• GOAL OF THE EXERCISE:
Below, locate the line that contains "Enumerate this screenshot's". Repeat exactly from that line to the line that contains "Output a JSON", inclusive, leaving out the pictures.

Dataset records:
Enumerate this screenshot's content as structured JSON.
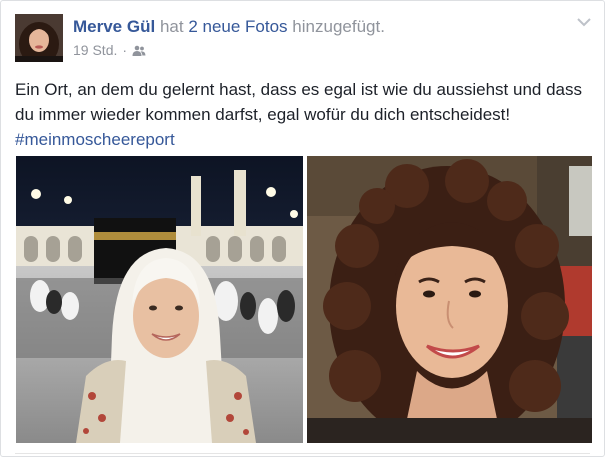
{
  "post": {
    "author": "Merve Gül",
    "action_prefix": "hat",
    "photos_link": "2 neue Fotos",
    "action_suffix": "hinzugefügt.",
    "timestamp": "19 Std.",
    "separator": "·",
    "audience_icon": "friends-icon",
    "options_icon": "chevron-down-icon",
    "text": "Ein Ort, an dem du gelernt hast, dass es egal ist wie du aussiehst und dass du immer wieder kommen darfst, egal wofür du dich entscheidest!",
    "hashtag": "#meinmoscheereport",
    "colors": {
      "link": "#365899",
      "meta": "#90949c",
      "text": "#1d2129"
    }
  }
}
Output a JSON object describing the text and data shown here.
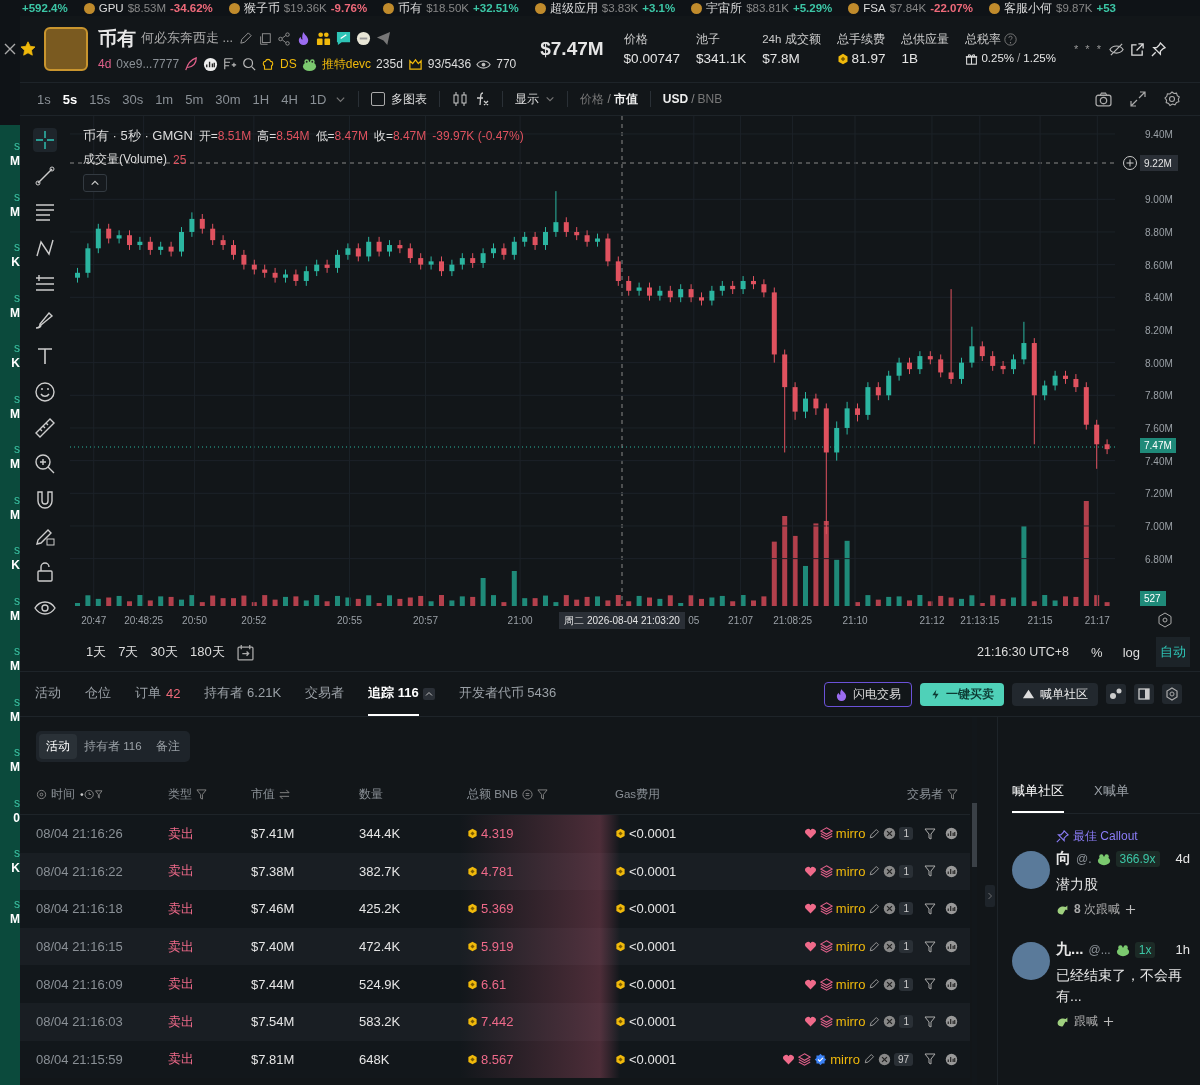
==
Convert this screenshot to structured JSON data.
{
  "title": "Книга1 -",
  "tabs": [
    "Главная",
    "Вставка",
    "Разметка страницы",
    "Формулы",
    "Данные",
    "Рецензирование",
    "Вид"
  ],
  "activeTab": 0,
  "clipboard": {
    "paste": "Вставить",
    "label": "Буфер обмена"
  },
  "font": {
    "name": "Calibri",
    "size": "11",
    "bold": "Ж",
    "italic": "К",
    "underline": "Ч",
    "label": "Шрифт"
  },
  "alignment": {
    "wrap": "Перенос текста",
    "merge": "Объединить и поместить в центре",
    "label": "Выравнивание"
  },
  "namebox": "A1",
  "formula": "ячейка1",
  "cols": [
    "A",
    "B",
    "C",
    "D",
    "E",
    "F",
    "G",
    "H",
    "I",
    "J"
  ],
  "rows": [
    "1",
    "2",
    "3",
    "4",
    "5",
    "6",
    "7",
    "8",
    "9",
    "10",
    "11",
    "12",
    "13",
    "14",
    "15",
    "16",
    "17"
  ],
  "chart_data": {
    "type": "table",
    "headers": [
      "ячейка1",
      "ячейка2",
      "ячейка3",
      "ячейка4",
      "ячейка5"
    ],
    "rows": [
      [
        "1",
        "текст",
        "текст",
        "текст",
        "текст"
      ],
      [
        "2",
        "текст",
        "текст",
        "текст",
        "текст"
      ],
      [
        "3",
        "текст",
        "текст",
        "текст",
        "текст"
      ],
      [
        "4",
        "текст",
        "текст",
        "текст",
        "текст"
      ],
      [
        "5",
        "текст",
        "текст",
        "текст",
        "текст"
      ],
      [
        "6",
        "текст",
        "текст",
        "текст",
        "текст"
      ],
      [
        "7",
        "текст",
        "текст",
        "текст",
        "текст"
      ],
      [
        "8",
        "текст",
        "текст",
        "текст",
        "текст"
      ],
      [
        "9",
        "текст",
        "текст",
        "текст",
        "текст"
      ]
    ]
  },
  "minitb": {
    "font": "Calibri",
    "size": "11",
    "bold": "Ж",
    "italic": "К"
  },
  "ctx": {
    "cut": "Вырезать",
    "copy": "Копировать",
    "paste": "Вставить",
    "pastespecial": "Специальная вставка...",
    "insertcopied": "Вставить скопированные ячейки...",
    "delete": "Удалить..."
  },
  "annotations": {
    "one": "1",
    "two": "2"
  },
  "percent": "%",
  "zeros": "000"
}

• TASK RESPONSE:
Enumerate this screenshot's content as structured JSON.
{
  "post": {
    "author": "Merve Gül",
    "action_prefix": "hat",
    "photos_link": "2 neue Fotos",
    "action_suffix": "hinzugefügt.",
    "timestamp": "19 Std.",
    "separator": "·",
    "audience_icon": "friends-icon",
    "options_icon": "chevron-down-icon",
    "text": "Ein Ort, an dem du gelernt hast, dass es egal ist wie du aussiehst und dass du immer wieder kommen darfst, egal wofür du dich entscheidest!",
    "hashtag": "#meinmoscheereport",
    "colors": {
      "link": "#365899",
      "meta": "#90949c",
      "text": "#1d2129"
    }
  }
}
Output a JSON object describing the text and data shown here.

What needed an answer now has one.